What you have to do ::
Gather up every line from the entries below that uses the word "icon".

Supplied information ::
————————
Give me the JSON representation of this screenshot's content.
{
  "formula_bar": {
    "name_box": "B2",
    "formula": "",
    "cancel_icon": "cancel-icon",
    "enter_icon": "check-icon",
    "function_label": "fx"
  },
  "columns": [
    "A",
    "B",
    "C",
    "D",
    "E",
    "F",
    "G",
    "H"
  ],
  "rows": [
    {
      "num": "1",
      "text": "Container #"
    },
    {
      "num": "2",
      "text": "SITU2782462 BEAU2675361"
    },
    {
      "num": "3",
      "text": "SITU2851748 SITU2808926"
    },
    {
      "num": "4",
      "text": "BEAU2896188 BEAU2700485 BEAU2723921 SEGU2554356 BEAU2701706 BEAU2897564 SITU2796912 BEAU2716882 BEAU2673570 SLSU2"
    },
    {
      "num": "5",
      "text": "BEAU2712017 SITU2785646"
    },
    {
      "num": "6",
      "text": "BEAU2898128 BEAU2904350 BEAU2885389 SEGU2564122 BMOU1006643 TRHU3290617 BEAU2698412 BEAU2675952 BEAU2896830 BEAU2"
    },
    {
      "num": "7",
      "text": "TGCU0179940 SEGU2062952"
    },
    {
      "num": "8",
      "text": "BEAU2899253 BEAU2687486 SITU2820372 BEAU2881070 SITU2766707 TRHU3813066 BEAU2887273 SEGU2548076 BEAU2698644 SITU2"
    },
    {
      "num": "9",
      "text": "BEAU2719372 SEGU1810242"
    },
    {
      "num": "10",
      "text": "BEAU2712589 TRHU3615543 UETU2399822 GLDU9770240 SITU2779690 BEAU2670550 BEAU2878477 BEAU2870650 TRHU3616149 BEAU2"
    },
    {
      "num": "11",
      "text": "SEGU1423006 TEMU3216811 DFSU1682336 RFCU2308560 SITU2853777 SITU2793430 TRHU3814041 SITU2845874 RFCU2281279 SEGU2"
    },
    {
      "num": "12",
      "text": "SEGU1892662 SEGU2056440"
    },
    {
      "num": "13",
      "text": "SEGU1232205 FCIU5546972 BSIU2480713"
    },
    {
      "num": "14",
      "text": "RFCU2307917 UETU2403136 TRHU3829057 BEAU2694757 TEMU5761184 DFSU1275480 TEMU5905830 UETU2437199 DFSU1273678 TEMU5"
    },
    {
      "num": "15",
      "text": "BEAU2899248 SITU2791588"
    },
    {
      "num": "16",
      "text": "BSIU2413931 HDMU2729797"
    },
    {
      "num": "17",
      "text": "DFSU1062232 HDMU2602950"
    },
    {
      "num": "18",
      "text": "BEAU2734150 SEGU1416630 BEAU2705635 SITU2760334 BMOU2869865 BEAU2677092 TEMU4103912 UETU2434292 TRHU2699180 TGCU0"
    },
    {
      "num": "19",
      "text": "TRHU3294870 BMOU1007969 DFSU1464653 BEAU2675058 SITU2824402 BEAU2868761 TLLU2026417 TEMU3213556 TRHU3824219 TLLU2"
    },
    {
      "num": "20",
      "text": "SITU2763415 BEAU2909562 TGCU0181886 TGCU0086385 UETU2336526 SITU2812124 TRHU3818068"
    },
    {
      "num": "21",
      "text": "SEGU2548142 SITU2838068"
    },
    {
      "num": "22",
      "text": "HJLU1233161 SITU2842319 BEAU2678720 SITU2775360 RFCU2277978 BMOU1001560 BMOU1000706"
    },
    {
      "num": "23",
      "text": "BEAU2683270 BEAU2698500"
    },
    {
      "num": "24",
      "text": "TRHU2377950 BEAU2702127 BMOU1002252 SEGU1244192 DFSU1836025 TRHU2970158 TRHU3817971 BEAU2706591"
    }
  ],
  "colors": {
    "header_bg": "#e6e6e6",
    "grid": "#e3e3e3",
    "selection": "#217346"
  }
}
————————
Reply to the task ::
    "cancel_icon": "cancel-icon",
    "enter_icon": "check-icon",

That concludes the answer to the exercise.